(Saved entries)
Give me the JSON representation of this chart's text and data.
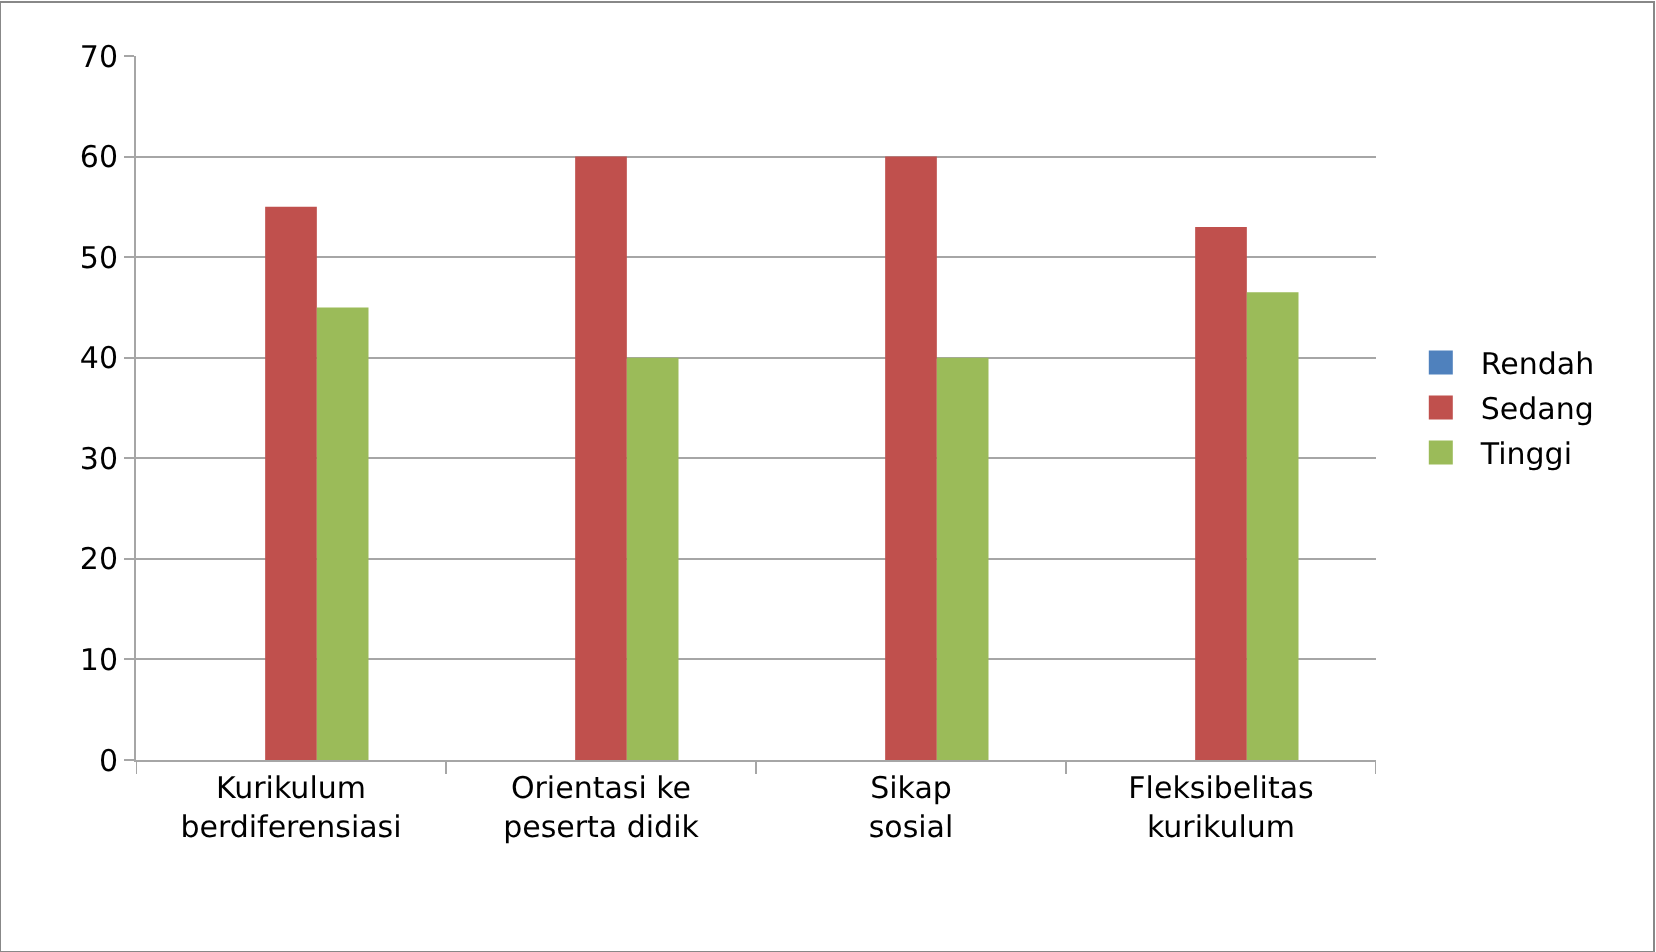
{
  "chart_data": {
    "type": "bar",
    "categories": [
      "Kurikulum berdiferensiasi",
      "Orientasi ke peserta didik",
      "Sikap sosial",
      "Fleksibelitas kurikulum"
    ],
    "series": [
      {
        "name": "Rendah",
        "color": "#4f81bd",
        "values": [
          0,
          0,
          0,
          0
        ]
      },
      {
        "name": "Sedang",
        "color": "#c0504d",
        "values": [
          55,
          60,
          60,
          53
        ]
      },
      {
        "name": "Tinggi",
        "color": "#9bbb59",
        "values": [
          45,
          40,
          40,
          46.5
        ]
      }
    ],
    "ylim": [
      0,
      70
    ],
    "yticks": [
      0,
      10,
      20,
      30,
      40,
      50,
      60,
      70
    ],
    "grid": "y",
    "legend": "right"
  }
}
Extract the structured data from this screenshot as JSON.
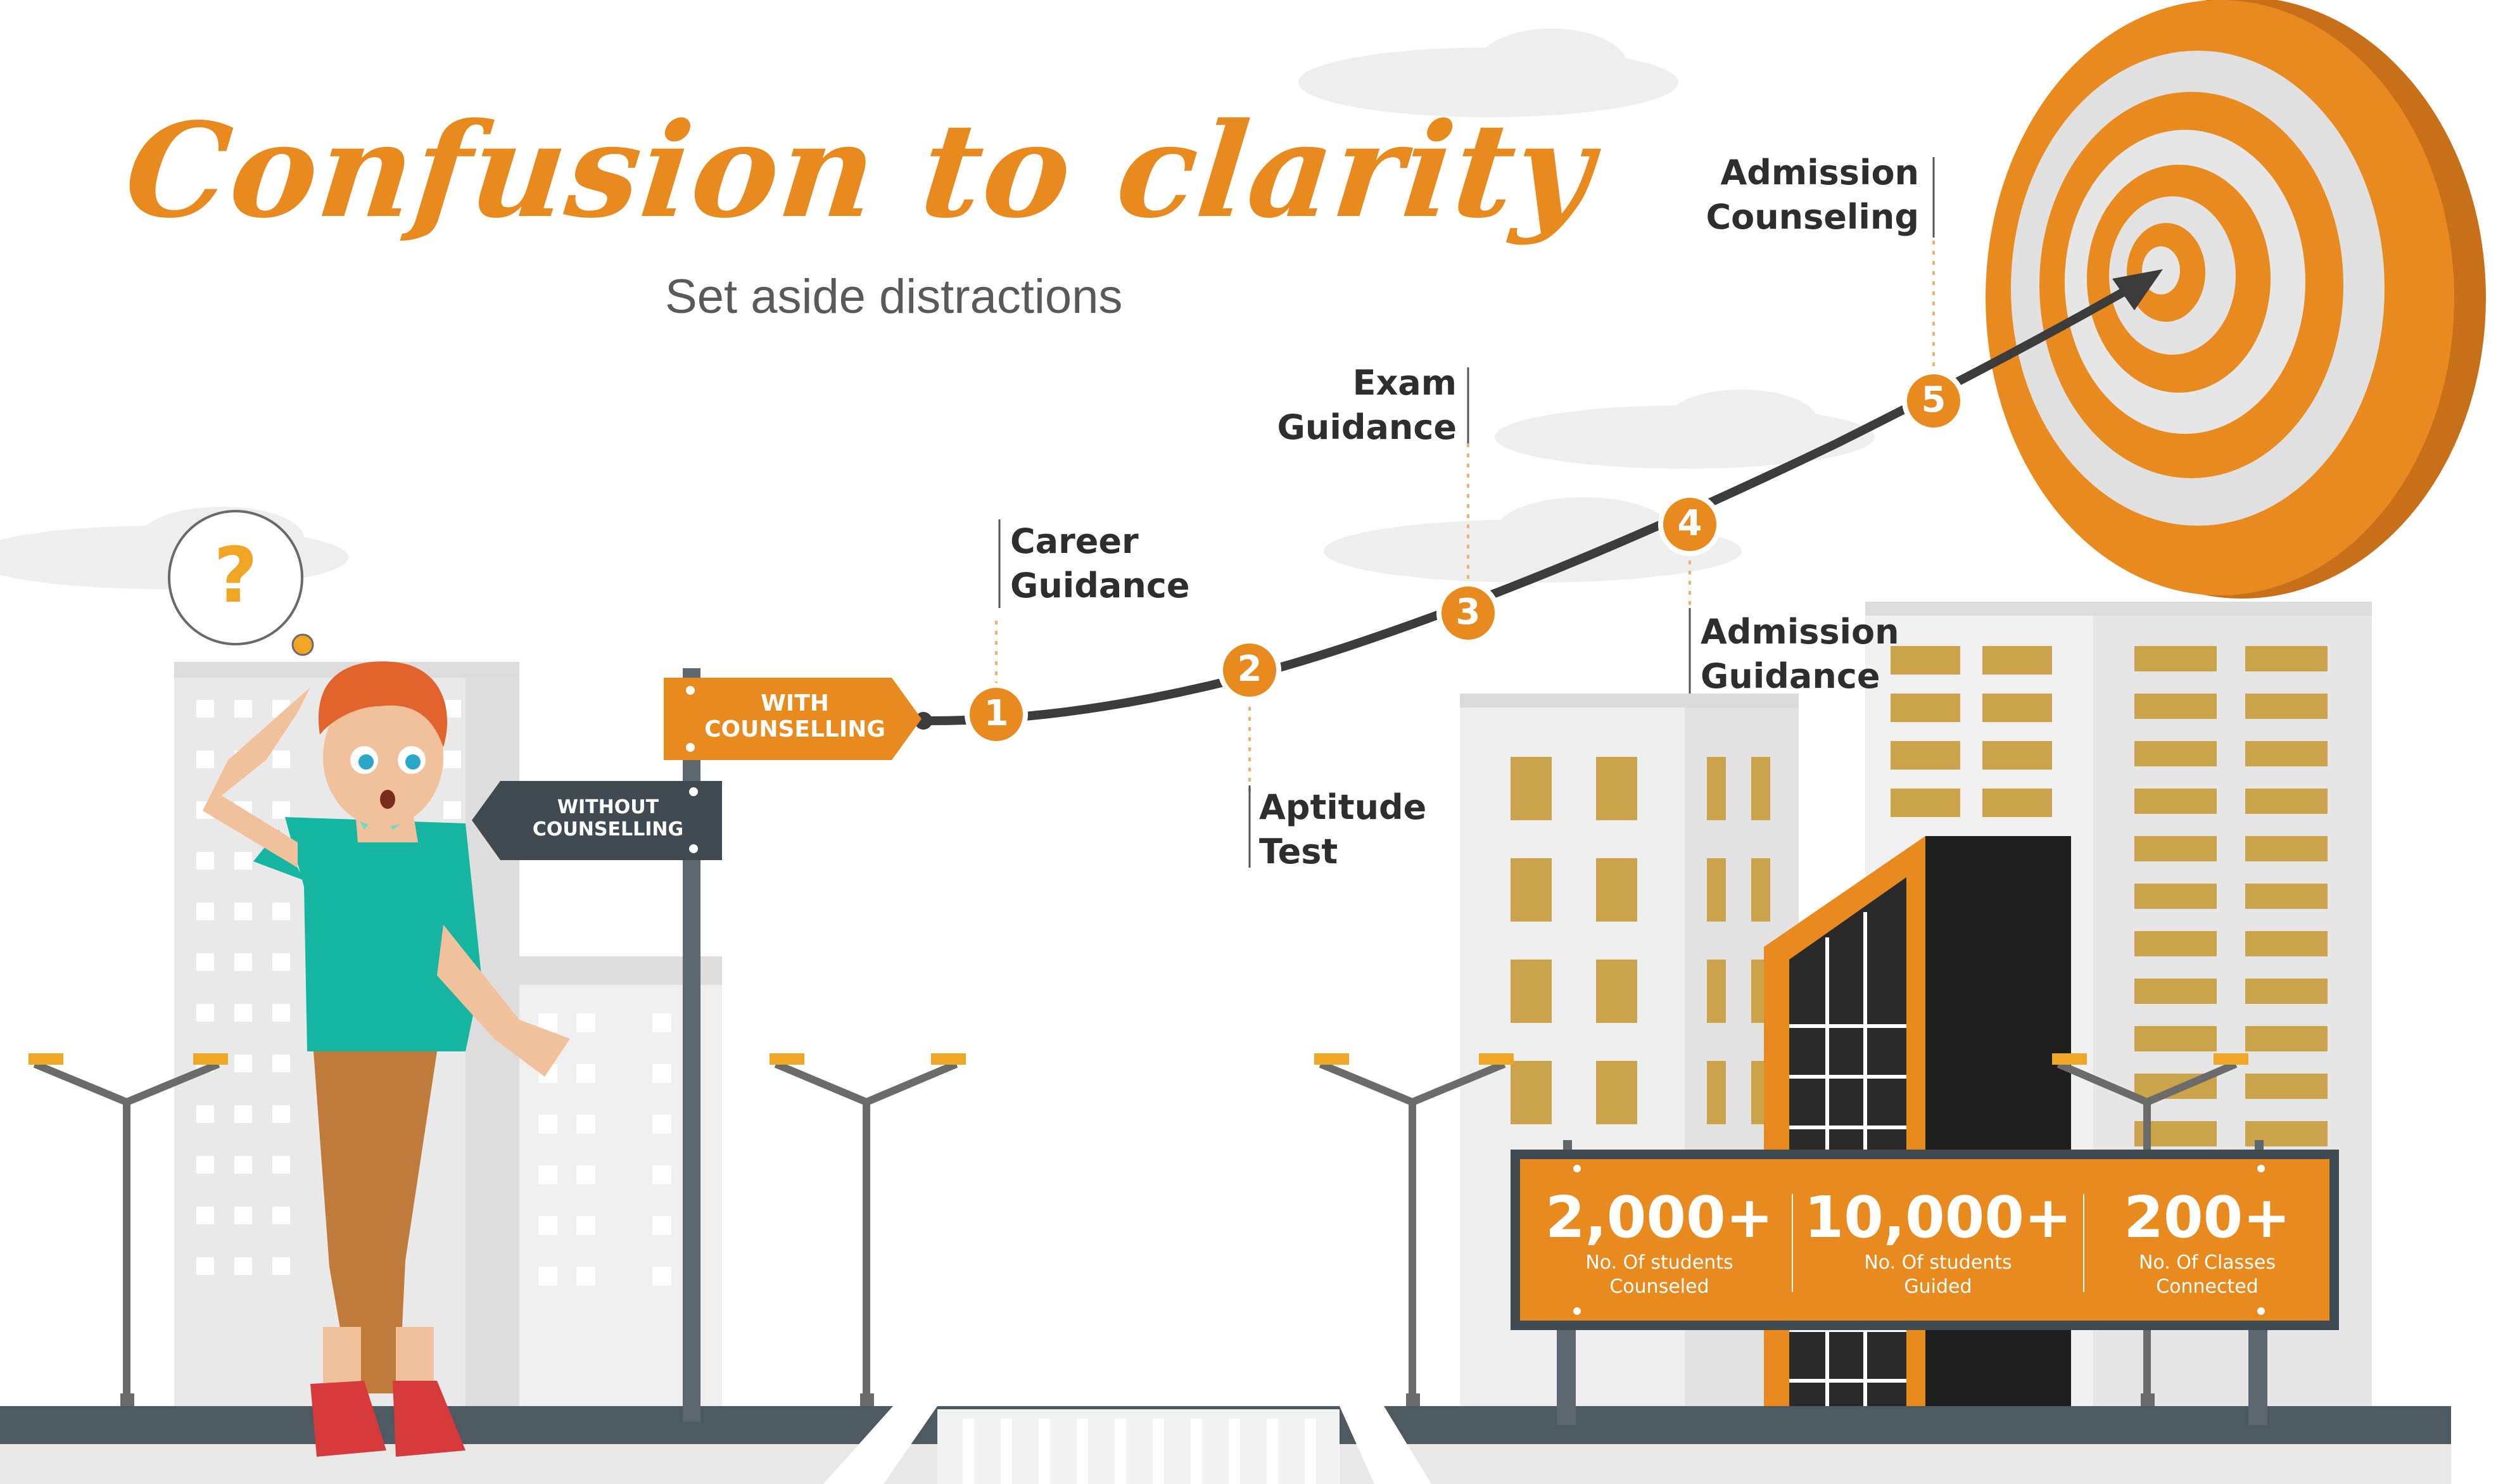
{
  "header": {
    "title": "Confusion to clarity",
    "subtitle": "Set aside distractions"
  },
  "thought_bubble": {
    "symbol": "?"
  },
  "signpost": {
    "with_label_line1": "WITH",
    "with_label_line2": "COUNSELLING",
    "without_label_line1": "WITHOUT",
    "without_label_line2": "COUNSELLING"
  },
  "steps": [
    {
      "number": "1",
      "line1": "Career",
      "line2": "Guidance"
    },
    {
      "number": "2",
      "line1": "Aptitude",
      "line2": "Test"
    },
    {
      "number": "3",
      "line1": "Exam",
      "line2": "Guidance"
    },
    {
      "number": "4",
      "line1": "Admission",
      "line2": "Guidance"
    },
    {
      "number": "5",
      "line1": "Admission",
      "line2": "Counseling"
    }
  ],
  "billboard": {
    "stats": [
      {
        "value": "2,000+",
        "caption_line1": "No. Of students",
        "caption_line2": "Counseled"
      },
      {
        "value": "10,000+",
        "caption_line1": "No. Of students",
        "caption_line2": "Guided"
      },
      {
        "value": "200+",
        "caption_line1": "No. Of Classes",
        "caption_line2": "Connected"
      }
    ]
  },
  "colors": {
    "accent": "#e88a1e",
    "dark": "#3f4a52",
    "building_window": "#caa34a",
    "text": "#2e2e2e"
  }
}
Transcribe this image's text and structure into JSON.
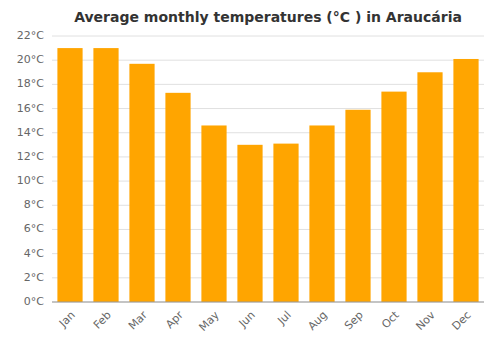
{
  "chart_data": {
    "type": "bar",
    "title": "Average monthly temperatures (°C ) in Araucária",
    "categories": [
      "Jan",
      "Feb",
      "Mar",
      "Apr",
      "May",
      "Jun",
      "Jul",
      "Aug",
      "Sep",
      "Oct",
      "Nov",
      "Dec"
    ],
    "values": [
      21.0,
      21.0,
      19.7,
      17.3,
      14.6,
      13.0,
      13.1,
      14.6,
      15.9,
      17.4,
      19.0,
      20.1
    ],
    "color": "#FFA500",
    "ylim": [
      0,
      22
    ],
    "yticks": [
      {
        "value": 0,
        "label": "0°C"
      },
      {
        "value": 2,
        "label": "2°C"
      },
      {
        "value": 4,
        "label": "4°C"
      },
      {
        "value": 6,
        "label": "6°C"
      },
      {
        "value": 8,
        "label": "8°C"
      },
      {
        "value": 10,
        "label": "10°C"
      },
      {
        "value": 12,
        "label": "12°C"
      },
      {
        "value": 14,
        "label": "14°C"
      },
      {
        "value": 16,
        "label": "16°C"
      },
      {
        "value": 18,
        "label": "18°C"
      },
      {
        "value": 20,
        "label": "20°C"
      },
      {
        "value": 22,
        "label": "22°C"
      }
    ],
    "grid": true
  }
}
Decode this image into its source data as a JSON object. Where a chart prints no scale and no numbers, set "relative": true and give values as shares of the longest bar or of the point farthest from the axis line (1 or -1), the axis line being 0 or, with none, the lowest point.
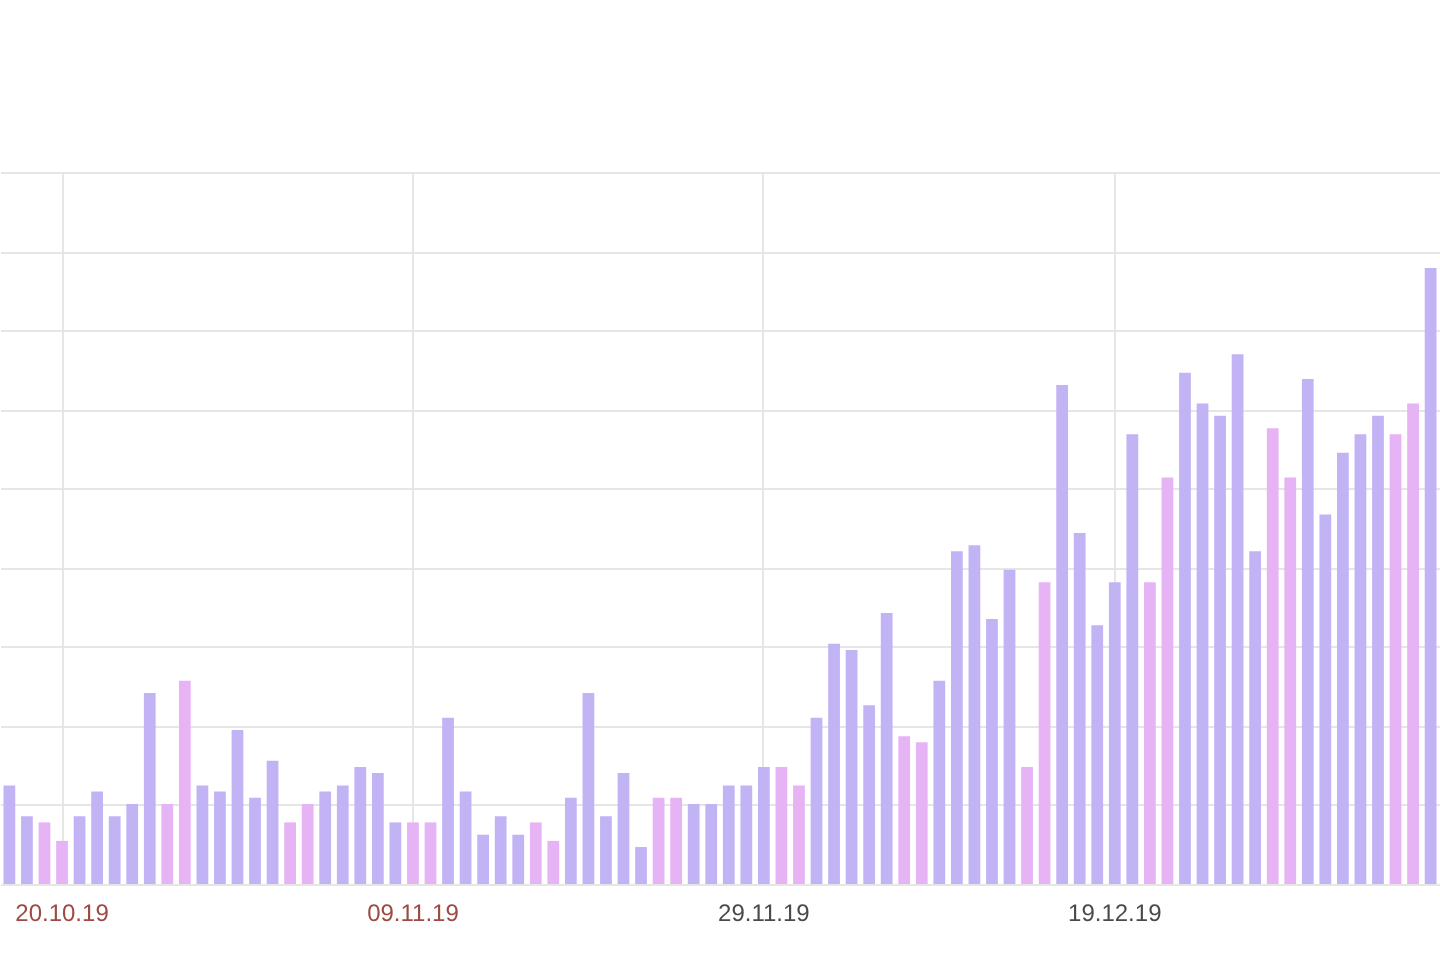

■ Request:
Give the entries again word for word, but skip the pictures.

■ Result:
Give me the JSON representation of this chart's text and data.
{
  "chart_data": {
    "type": "bar",
    "categories": [
      "Kurikulum berdiferensiasi",
      "Orientasi ke peserta didik",
      "Sikap sosial",
      "Fleksibelitas kurikulum"
    ],
    "series": [
      {
        "name": "Rendah",
        "color": "#4f81bd",
        "values": [
          0,
          0,
          0,
          0
        ]
      },
      {
        "name": "Sedang",
        "color": "#c0504d",
        "values": [
          55,
          60,
          60,
          53
        ]
      },
      {
        "name": "Tinggi",
        "color": "#9bbb59",
        "values": [
          45,
          40,
          40,
          46.5
        ]
      }
    ],
    "ylim": [
      0,
      70
    ],
    "yticks": [
      0,
      10,
      20,
      30,
      40,
      50,
      60,
      70
    ],
    "grid": "y",
    "legend": "right"
  }
}
Extract the structured data from this screenshot as JSON.
{
  "header": {
    "title": "Confusion to clarity",
    "subtitle": "Set aside distractions"
  },
  "thought_bubble": {
    "symbol": "?"
  },
  "signpost": {
    "with_label_line1": "WITH",
    "with_label_line2": "COUNSELLING",
    "without_label_line1": "WITHOUT",
    "without_label_line2": "COUNSELLING"
  },
  "steps": [
    {
      "number": "1",
      "line1": "Career",
      "line2": "Guidance"
    },
    {
      "number": "2",
      "line1": "Aptitude",
      "line2": "Test"
    },
    {
      "number": "3",
      "line1": "Exam",
      "line2": "Guidance"
    },
    {
      "number": "4",
      "line1": "Admission",
      "line2": "Guidance"
    },
    {
      "number": "5",
      "line1": "Admission",
      "line2": "Counseling"
    }
  ],
  "billboard": {
    "stats": [
      {
        "value": "2,000+",
        "caption_line1": "No. Of students",
        "caption_line2": "Counseled"
      },
      {
        "value": "10,000+",
        "caption_line1": "No. Of students",
        "caption_line2": "Guided"
      },
      {
        "value": "200+",
        "caption_line1": "No. Of Classes",
        "caption_line2": "Connected"
      }
    ]
  },
  "colors": {
    "accent": "#e88a1e",
    "dark": "#3f4a52",
    "building_window": "#caa34a",
    "text": "#2e2e2e"
  }
}
Transcribe this image's text and structure into JSON.
{
  "chart_data": {
    "type": "bar",
    "title": "Average monthly temperatures (°C ) in Araucária",
    "categories": [
      "Jan",
      "Feb",
      "Mar",
      "Apr",
      "May",
      "Jun",
      "Jul",
      "Aug",
      "Sep",
      "Oct",
      "Nov",
      "Dec"
    ],
    "values": [
      21.0,
      21.0,
      19.7,
      17.3,
      14.6,
      13.0,
      13.1,
      14.6,
      15.9,
      17.4,
      19.0,
      20.1
    ],
    "color": "#FFA500",
    "ylim": [
      0,
      22
    ],
    "yticks": [
      {
        "value": 0,
        "label": "0°C"
      },
      {
        "value": 2,
        "label": "2°C"
      },
      {
        "value": 4,
        "label": "4°C"
      },
      {
        "value": 6,
        "label": "6°C"
      },
      {
        "value": 8,
        "label": "8°C"
      },
      {
        "value": 10,
        "label": "10°C"
      },
      {
        "value": 12,
        "label": "12°C"
      },
      {
        "value": 14,
        "label": "14°C"
      },
      {
        "value": 16,
        "label": "16°C"
      },
      {
        "value": 18,
        "label": "18°C"
      },
      {
        "value": 20,
        "label": "20°C"
      },
      {
        "value": 22,
        "label": "22°C"
      }
    ],
    "grid": true
  }
}
Decode this image into its source data as a JSON object. Where a chart prints no scale and no numbers, set "relative": true and give values as shares of the longest bar or of the point farthest from the axis line (1 or -1), the axis line being 0 or, with none, the lowest point.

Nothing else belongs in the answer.